▶ Requirement
Identify all lines of the data containing the string "numérologie" and copy them.

▶ Provided records
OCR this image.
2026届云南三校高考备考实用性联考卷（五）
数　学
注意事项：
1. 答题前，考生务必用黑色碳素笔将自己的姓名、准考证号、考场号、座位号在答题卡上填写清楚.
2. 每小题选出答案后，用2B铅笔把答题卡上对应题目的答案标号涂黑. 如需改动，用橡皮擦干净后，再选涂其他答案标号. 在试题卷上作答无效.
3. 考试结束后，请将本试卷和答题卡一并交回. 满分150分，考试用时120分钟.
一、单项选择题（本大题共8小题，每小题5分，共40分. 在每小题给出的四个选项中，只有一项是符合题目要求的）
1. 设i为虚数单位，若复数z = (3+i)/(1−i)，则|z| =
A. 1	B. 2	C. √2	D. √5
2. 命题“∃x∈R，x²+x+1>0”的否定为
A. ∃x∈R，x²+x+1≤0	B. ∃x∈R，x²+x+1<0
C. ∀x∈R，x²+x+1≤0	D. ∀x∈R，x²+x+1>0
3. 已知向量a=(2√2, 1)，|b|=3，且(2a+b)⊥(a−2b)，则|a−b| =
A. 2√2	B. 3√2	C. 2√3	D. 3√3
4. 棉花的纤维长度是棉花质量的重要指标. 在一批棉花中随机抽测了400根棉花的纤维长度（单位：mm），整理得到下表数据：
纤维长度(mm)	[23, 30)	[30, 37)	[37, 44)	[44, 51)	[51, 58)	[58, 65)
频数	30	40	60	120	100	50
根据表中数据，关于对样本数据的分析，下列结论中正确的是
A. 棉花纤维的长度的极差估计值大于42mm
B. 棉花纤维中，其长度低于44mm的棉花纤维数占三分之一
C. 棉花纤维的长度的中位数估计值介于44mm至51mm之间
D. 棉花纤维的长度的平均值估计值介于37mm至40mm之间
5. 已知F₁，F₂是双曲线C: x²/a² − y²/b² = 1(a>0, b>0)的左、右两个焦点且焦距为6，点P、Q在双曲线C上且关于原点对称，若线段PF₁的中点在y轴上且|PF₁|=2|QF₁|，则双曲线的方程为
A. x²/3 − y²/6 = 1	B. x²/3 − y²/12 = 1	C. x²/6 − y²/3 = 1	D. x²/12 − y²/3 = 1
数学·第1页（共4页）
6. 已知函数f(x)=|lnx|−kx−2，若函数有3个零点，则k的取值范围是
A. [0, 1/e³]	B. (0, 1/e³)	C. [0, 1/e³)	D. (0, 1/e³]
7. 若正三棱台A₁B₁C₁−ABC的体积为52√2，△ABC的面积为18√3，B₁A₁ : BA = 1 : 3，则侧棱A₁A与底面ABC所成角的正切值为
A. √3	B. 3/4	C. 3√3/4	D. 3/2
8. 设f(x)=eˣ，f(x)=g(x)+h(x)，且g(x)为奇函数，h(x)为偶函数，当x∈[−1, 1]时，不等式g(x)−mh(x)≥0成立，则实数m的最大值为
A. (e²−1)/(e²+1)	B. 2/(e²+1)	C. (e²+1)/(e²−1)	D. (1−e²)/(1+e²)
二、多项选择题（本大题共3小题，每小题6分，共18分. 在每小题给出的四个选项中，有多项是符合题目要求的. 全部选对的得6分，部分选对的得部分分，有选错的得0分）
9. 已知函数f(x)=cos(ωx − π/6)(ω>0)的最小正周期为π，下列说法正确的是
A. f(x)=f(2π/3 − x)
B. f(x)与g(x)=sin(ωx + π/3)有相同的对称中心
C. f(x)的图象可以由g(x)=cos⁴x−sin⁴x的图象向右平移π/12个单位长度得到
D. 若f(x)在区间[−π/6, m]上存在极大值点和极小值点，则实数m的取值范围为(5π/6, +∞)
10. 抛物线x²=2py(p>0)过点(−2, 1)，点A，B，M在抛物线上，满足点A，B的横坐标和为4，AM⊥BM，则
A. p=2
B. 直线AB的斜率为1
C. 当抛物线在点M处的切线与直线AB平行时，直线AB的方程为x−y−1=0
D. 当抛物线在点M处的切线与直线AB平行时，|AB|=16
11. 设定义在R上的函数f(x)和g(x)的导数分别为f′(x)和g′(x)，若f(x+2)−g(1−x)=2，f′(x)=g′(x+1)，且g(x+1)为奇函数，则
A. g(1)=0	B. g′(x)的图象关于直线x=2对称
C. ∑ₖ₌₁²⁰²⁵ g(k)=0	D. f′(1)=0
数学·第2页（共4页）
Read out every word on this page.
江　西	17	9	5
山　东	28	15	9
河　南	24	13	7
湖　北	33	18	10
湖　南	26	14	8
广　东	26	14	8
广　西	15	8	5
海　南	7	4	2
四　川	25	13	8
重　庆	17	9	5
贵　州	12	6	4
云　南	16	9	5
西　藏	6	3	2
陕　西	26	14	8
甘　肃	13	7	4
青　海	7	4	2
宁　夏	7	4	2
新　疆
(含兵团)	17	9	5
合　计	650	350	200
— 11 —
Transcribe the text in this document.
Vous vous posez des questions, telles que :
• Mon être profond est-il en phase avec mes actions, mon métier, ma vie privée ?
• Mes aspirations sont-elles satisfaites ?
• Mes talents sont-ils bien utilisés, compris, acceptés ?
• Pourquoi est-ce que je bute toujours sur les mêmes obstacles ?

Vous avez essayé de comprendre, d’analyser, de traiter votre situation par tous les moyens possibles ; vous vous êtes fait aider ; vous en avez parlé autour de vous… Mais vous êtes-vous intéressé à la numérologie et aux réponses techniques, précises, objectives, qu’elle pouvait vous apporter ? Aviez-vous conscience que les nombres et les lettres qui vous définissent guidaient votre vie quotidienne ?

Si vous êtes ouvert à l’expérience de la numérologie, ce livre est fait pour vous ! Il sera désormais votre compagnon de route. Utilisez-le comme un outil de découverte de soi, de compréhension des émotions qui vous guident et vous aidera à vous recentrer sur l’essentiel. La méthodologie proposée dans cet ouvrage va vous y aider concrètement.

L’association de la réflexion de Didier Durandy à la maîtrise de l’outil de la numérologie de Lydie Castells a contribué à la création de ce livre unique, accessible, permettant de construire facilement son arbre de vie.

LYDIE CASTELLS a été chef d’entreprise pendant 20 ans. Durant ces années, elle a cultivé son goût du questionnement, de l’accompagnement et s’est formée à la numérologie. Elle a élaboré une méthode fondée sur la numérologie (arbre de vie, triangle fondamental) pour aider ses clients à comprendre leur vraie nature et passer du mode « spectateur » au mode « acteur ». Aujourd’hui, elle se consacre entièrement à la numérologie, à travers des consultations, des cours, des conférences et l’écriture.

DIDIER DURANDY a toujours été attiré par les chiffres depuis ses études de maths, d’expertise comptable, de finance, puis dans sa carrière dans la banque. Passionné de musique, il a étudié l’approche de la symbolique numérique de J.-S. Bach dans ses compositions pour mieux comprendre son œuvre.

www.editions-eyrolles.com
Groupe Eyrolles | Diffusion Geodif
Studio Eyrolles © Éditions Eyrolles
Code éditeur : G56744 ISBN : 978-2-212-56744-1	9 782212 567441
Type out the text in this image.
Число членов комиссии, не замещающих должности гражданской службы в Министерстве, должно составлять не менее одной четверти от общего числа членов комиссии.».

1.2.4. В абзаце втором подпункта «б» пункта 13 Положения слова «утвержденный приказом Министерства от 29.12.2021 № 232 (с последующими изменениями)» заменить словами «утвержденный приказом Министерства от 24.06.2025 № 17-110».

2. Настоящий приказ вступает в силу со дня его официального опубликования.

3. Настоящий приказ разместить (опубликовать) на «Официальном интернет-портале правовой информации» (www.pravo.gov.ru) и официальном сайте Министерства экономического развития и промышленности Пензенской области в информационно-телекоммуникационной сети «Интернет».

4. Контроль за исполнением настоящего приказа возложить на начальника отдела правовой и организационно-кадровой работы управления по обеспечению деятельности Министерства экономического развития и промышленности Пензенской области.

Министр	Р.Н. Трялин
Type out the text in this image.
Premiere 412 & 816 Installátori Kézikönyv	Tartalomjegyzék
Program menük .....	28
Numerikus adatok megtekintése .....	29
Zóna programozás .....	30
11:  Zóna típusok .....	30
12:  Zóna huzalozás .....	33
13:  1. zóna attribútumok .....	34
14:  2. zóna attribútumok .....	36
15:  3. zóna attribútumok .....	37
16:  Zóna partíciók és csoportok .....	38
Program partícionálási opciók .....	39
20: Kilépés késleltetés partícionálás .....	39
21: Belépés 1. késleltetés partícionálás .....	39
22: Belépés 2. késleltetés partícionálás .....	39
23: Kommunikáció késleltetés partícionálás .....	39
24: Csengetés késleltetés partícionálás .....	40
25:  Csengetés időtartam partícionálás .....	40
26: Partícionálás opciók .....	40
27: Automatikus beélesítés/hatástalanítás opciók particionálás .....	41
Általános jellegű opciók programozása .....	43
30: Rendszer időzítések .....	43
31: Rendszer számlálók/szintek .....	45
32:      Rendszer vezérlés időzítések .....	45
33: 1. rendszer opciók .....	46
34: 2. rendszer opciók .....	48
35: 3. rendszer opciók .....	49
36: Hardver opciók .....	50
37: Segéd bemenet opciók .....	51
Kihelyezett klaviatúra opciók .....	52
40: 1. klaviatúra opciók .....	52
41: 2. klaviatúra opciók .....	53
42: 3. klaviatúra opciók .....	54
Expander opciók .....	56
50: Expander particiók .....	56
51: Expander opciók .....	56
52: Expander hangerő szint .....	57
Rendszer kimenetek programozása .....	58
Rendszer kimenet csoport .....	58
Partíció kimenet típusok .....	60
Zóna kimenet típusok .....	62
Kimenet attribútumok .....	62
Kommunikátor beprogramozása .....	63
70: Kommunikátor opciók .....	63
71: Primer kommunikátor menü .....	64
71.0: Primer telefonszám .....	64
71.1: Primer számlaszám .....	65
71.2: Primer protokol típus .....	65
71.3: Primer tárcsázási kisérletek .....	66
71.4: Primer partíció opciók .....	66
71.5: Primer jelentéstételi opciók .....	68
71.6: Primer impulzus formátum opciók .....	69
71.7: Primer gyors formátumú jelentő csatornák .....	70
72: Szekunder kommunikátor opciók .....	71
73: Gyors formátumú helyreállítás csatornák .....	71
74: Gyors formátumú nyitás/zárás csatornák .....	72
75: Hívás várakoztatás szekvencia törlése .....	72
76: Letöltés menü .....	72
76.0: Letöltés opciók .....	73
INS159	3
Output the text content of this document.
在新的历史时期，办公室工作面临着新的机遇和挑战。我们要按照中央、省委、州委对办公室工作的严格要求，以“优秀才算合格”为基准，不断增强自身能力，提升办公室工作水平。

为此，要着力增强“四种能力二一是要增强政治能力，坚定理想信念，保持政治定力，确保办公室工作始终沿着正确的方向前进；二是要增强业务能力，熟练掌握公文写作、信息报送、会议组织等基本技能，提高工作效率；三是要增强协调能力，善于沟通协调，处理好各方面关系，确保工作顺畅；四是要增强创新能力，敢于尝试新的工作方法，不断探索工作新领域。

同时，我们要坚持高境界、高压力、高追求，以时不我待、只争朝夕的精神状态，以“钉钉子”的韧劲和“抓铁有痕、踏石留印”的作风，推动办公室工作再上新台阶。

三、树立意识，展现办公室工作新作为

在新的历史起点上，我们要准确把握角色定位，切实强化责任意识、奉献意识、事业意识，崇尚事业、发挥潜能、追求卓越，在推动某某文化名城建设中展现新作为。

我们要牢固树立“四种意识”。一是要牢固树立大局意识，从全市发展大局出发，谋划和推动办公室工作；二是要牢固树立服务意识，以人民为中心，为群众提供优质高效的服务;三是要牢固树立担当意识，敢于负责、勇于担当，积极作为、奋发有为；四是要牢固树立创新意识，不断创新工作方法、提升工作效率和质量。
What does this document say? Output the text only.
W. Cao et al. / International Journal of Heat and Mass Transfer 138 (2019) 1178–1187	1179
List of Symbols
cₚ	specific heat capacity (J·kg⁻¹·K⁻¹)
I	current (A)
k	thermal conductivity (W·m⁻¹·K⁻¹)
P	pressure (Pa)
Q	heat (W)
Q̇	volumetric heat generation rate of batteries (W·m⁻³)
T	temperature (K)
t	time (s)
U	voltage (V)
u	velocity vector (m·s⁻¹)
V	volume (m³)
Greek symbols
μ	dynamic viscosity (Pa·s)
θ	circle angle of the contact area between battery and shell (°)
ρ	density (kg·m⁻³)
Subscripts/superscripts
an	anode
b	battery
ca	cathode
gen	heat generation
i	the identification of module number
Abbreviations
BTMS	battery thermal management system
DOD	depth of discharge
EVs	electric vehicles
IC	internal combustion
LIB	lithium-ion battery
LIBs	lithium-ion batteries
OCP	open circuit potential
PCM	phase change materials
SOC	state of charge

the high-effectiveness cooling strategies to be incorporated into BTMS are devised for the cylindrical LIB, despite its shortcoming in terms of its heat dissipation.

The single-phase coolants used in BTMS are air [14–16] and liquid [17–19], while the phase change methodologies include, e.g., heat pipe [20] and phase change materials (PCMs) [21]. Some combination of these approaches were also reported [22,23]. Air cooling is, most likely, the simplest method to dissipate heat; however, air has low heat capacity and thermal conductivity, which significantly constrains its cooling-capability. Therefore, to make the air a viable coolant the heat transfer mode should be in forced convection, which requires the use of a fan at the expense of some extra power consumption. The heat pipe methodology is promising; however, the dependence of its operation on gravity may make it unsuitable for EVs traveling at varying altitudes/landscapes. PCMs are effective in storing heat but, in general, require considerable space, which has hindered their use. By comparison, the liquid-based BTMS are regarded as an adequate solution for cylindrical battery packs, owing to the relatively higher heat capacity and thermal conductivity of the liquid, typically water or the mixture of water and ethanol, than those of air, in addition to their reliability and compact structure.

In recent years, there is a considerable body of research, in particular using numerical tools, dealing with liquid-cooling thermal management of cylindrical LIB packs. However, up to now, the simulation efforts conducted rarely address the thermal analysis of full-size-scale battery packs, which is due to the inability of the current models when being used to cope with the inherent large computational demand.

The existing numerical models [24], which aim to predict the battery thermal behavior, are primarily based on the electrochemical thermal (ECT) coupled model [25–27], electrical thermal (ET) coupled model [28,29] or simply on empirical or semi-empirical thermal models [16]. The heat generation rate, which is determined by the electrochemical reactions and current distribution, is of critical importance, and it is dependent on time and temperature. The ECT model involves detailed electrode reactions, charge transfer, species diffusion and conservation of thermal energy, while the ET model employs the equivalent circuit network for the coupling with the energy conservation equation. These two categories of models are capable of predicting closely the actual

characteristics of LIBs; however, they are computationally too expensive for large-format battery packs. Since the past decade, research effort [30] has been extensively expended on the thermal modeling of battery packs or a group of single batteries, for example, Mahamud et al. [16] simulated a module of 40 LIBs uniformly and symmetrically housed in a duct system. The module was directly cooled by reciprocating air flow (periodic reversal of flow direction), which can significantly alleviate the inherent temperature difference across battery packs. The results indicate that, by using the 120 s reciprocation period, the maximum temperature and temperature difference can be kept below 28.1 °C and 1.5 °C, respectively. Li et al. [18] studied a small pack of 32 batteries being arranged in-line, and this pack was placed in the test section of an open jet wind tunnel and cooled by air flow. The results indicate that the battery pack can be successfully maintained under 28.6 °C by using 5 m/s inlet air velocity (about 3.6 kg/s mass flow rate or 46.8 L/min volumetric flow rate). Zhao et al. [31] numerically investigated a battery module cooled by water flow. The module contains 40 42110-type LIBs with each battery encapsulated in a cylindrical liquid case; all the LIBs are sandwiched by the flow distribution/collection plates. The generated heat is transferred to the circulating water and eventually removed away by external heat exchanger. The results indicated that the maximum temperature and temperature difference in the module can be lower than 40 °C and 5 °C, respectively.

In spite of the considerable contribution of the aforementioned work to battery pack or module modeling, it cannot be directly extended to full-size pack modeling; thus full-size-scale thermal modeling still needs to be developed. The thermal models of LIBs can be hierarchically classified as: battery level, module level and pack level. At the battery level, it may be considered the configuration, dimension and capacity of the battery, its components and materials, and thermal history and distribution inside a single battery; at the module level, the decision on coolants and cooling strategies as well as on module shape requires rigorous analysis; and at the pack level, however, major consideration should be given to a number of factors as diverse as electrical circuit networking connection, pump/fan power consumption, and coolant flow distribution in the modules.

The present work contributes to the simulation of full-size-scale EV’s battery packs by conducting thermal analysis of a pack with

▶ Task solution
Vous avez essayé de comprendre, d’analyser, de traiter votre situation par tous les moyens possibles ; vous vous êtes fait aider ; vous en avez parlé autour de vous… Mais vous êtes-vous intéressé à la numérologie et aux réponses techniques, précises, objectives, qu’elle pouvait vous apporter ? Aviez-vous conscience que les nombres et les lettres qui vous définissent guidaient votre vie quotidienne ?
Si vous êtes ouvert à l’expérience de la numérologie, ce livre est fait pour vous ! Il sera désormais votre compagnon de route. Utilisez-le comme un outil de découverte de soi, de compréhension des émotions qui vous guident et vous aidera à vous recentrer sur l’essentiel. La méthodologie proposée dans cet ouvrage va vous y aider concrètement.
L’association de la réflexion de Didier Durandy à la maîtrise de l’outil de la numérologie de Lydie Castells a contribué à la création de ce livre unique, accessible, permettant de construire facilement son arbre de vie.
LYDIE CASTELLS a été chef d’entreprise pendant 20 ans. Durant ces années, elle a cultivé son goût du questionnement, de l’accompagnement et s’est formée à la numérologie. Elle a élaboré une méthode fondée sur la numérologie (arbre de vie, triangle fondamental) pour aider ses clients à comprendre leur vraie nature et passer du mode « spectateur » au mode « acteur ». Aujourd’hui, elle se consacre entièrement à la numérologie, à travers des consultations, des cours, des conférences et l’écriture.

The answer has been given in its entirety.